* begin DATASET RECORDS *

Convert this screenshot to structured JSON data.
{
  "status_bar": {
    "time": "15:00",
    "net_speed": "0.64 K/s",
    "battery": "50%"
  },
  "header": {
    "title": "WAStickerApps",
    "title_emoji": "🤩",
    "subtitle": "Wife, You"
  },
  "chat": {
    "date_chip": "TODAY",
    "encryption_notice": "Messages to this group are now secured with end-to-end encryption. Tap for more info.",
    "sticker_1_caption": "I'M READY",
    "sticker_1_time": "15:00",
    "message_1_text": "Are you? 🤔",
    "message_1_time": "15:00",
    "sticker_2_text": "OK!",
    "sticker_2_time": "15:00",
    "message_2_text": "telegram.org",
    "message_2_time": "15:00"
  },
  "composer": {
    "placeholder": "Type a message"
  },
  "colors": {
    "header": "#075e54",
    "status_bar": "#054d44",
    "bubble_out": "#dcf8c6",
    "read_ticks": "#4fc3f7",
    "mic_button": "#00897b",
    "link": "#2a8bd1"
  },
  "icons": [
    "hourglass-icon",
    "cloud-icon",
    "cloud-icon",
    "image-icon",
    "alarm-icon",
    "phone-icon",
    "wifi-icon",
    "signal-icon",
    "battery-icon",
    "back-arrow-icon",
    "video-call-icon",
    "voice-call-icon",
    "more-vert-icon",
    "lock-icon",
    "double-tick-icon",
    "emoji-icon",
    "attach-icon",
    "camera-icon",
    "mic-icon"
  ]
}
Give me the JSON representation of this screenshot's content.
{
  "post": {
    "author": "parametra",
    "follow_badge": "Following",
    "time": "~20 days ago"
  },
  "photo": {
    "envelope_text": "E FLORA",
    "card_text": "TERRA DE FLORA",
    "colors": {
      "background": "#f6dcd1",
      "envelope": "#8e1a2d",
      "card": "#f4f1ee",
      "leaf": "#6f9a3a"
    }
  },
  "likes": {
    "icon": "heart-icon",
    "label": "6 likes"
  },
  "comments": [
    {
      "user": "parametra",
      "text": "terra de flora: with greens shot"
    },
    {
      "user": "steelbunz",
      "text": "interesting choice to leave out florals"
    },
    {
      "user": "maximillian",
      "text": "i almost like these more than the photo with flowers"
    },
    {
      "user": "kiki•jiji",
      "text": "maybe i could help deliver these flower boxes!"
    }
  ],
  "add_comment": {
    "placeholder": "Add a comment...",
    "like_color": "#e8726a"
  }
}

* end DATASET RECORDS *

*PROBLEM STATEMENT*. Reply with nothing except the number of lines in the listing above that include the string "these".

*SOLUTION FOR THIS PROBLEM*. 2